- WHAT YOU HAVE TO DO -
Extract the listing in its entirety, keeping each line identical to the original.

######

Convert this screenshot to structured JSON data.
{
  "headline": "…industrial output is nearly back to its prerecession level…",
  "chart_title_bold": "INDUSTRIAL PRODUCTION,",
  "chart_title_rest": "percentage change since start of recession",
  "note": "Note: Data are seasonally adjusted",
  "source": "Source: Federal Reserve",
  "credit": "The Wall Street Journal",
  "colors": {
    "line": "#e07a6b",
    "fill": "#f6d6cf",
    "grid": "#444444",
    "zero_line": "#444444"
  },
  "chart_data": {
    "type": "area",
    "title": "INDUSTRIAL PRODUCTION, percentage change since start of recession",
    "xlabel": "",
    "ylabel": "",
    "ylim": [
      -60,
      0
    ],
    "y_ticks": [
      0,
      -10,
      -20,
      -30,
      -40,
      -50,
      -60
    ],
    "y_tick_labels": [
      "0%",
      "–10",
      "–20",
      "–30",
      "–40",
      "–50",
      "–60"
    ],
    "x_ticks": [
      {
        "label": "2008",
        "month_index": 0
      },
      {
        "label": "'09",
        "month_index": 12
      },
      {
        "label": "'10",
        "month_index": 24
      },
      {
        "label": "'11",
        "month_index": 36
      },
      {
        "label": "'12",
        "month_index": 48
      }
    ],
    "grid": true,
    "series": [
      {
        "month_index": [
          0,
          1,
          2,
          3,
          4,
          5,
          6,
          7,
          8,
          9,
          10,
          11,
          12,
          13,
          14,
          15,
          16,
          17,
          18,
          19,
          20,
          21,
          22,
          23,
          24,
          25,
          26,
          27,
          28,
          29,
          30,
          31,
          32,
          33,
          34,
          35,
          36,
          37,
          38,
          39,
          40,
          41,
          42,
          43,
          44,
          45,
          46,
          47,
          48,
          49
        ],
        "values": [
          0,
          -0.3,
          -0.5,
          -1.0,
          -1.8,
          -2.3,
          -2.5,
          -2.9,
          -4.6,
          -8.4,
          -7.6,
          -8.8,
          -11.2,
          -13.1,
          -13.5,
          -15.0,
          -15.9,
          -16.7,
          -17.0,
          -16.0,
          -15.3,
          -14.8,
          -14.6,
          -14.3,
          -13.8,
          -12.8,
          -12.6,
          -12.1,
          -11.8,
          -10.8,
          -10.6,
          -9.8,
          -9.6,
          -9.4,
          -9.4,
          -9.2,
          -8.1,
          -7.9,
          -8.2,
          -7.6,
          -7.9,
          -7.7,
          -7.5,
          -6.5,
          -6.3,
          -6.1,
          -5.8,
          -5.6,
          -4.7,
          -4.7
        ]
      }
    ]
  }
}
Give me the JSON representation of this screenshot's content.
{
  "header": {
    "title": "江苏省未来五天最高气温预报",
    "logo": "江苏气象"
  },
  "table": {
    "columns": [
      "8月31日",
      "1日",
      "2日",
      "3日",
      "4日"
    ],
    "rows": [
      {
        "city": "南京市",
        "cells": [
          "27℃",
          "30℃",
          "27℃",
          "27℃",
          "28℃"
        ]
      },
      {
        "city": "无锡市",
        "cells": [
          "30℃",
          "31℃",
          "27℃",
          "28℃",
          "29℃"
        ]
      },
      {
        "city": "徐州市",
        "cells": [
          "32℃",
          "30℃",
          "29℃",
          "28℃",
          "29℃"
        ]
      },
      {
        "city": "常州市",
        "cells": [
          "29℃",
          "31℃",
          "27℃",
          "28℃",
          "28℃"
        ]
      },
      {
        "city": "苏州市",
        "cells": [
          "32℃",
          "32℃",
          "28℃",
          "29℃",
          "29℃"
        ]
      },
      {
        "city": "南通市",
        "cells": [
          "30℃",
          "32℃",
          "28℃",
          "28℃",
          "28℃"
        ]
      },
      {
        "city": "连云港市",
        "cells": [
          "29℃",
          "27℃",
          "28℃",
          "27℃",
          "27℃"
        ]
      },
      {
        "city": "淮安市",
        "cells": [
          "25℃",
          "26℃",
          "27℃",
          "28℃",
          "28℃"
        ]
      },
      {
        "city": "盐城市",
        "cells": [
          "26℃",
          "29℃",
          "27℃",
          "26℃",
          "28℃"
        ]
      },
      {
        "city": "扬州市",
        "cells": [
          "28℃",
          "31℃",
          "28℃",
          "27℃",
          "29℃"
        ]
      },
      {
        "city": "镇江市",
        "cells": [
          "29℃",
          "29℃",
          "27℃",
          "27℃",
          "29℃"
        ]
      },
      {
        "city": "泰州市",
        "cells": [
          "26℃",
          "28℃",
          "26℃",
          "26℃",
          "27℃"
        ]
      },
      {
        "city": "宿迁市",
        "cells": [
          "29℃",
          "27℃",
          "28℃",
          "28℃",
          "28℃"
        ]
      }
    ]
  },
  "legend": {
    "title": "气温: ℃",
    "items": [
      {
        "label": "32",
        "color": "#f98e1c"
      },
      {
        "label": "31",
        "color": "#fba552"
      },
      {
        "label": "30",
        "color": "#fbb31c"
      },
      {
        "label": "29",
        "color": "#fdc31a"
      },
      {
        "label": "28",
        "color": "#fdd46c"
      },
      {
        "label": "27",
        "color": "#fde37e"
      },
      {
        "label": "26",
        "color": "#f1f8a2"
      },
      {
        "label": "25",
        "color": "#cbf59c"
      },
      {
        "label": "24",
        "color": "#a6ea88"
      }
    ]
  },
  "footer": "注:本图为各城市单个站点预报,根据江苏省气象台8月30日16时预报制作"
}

######

- CORRECT ANSWER -
Convert this screenshot to structured JSON data.
{
  "headline": "…industrial output is nearly back to its prerecession level…",
  "chart_title_bold": "INDUSTRIAL PRODUCTION,",
  "chart_title_rest": "percentage change since start of recession",
  "note": "Note: Data are seasonally adjusted",
  "source": "Source: Federal Reserve",
  "credit": "The Wall Street Journal",
  "colors": {
    "line": "#e07a6b",
    "fill": "#f6d6cf",
    "grid": "#444444",
    "zero_line": "#444444"
  },
  "chart_data": {
    "type": "area",
    "title": "INDUSTRIAL PRODUCTION, percentage change since start of recession",
    "xlabel": "",
    "ylabel": "",
    "ylim": [
      -60,
      0
    ],
    "y_ticks": [
      0,
      -10,
      -20,
      -30,
      -40,
      -50,
      -60
    ],
    "y_tick_labels": [
      "0%",
      "–10",
      "–20",
      "–30",
      "–40",
      "–50",
      "–60"
    ],
    "x_ticks": [
      {
        "label": "2008",
        "month_index": 0
      },
      {
        "label": "'09",
        "month_index": 12
      },
      {
        "label": "'10",
        "month_index": 24
      },
      {
        "label": "'11",
        "month_index": 36
      },
      {
        "label": "'12",
        "month_index": 48
      }
    ],
    "grid": true,
    "series": [
      {
        "month_index": [
          0,
          1,
          2,
          3,
          4,
          5,
          6,
          7,
          8,
          9,
          10,
          11,
          12,
          13,
          14,
          15,
          16,
          17,
          18,
          19,
          20,
          21,
          22,
          23,
          24,
          25,
          26,
          27,
          28,
          29,
          30,
          31,
          32,
          33,
          34,
          35,
          36,
          37,
          38,
          39,
          40,
          41,
          42,
          43,
          44,
          45,
          46,
          47,
          48,
          49
        ],
        "values": [
          0,
          -0.3,
          -0.5,
          -1.0,
          -1.8,
          -2.3,
          -2.5,
          -2.9,
          -4.6,
          -8.4,
          -7.6,
          -8.8,
          -11.2,
          -13.1,
          -13.5,
          -15.0,
          -15.9,
          -16.7,
          -17.0,
          -16.0,
          -15.3,
          -14.8,
          -14.6,
          -14.3,
          -13.8,
          -12.8,
          -12.6,
          -12.1,
          -11.8,
          -10.8,
          -10.6,
          -9.8,
          -9.6,
          -9.4,
          -9.4,
          -9.2,
          -8.1,
          -7.9,
          -8.2,
          -7.6,
          -7.9,
          -7.7,
          -7.5,
          -6.5,
          -6.3,
          -6.1,
          -5.8,
          -5.6,
          -4.7,
          -4.7
        ]
      }
    ]
  }
}
Give me the JSON representation of this screenshot's content.
{
  "header": {
    "title": "江苏省未来五天最高气温预报",
    "logo": "江苏气象"
  },
  "table": {
    "columns": [
      "8月31日",
      "1日",
      "2日",
      "3日",
      "4日"
    ],
    "rows": [
      {
        "city": "南京市",
        "cells": [
          "27℃",
          "30℃",
          "27℃",
          "27℃",
          "28℃"
        ]
      },
      {
        "city": "无锡市",
        "cells": [
          "30℃",
          "31℃",
          "27℃",
          "28℃",
          "29℃"
        ]
      },
      {
        "city": "徐州市",
        "cells": [
          "32℃",
          "30℃",
          "29℃",
          "28℃",
          "29℃"
        ]
      },
      {
        "city": "常州市",
        "cells": [
          "29℃",
          "31℃",
          "27℃",
          "28℃",
          "28℃"
        ]
      },
      {
        "city": "苏州市",
        "cells": [
          "32℃",
          "32℃",
          "28℃",
          "29℃",
          "29℃"
        ]
      },
      {
        "city": "南通市",
        "cells": [
          "30℃",
          "32℃",
          "28℃",
          "28℃",
          "28℃"
        ]
      },
      {
        "city": "连云港市",
        "cells": [
          "29℃",
          "27℃",
          "28℃",
          "27℃",
          "27℃"
        ]
      },
      {
        "city": "淮安市",
        "cells": [
          "25℃",
          "26℃",
          "27℃",
          "28℃",
          "28℃"
        ]
      },
      {
        "city": "盐城市",
        "cells": [
          "26℃",
          "29℃",
          "27℃",
          "26℃",
          "28℃"
        ]
      },
      {
        "city": "扬州市",
        "cells": [
          "28℃",
          "31℃",
          "28℃",
          "27℃",
          "29℃"
        ]
      },
      {
        "city": "镇江市",
        "cells": [
          "29℃",
          "29℃",
          "27℃",
          "27℃",
          "29℃"
        ]
      },
      {
        "city": "泰州市",
        "cells": [
          "26℃",
          "28℃",
          "26℃",
          "26℃",
          "27℃"
        ]
      },
      {
        "city": "宿迁市",
        "cells": [
          "29℃",
          "27℃",
          "28℃",
          "28℃",
          "28℃"
        ]
      }
    ]
  },
  "legend": {
    "title": "气温: ℃",
    "items": [
      {
        "label": "32",
        "color": "#f98e1c"
      },
      {
        "label": "31",
        "color": "#fba552"
      },
      {
        "label": "30",
        "color": "#fbb31c"
      },
      {
        "label": "29",
        "color": "#fdc31a"
      },
      {
        "label": "28",
        "color": "#fdd46c"
      },
      {
        "label": "27",
        "color": "#fde37e"
      },
      {
        "label": "26",
        "color": "#f1f8a2"
      },
      {
        "label": "25",
        "color": "#cbf59c"
      },
      {
        "label": "24",
        "color": "#a6ea88"
      }
    ]
  },
  "footer": "注:本图为各城市单个站点预报,根据江苏省气象台8月30日16时预报制作"
}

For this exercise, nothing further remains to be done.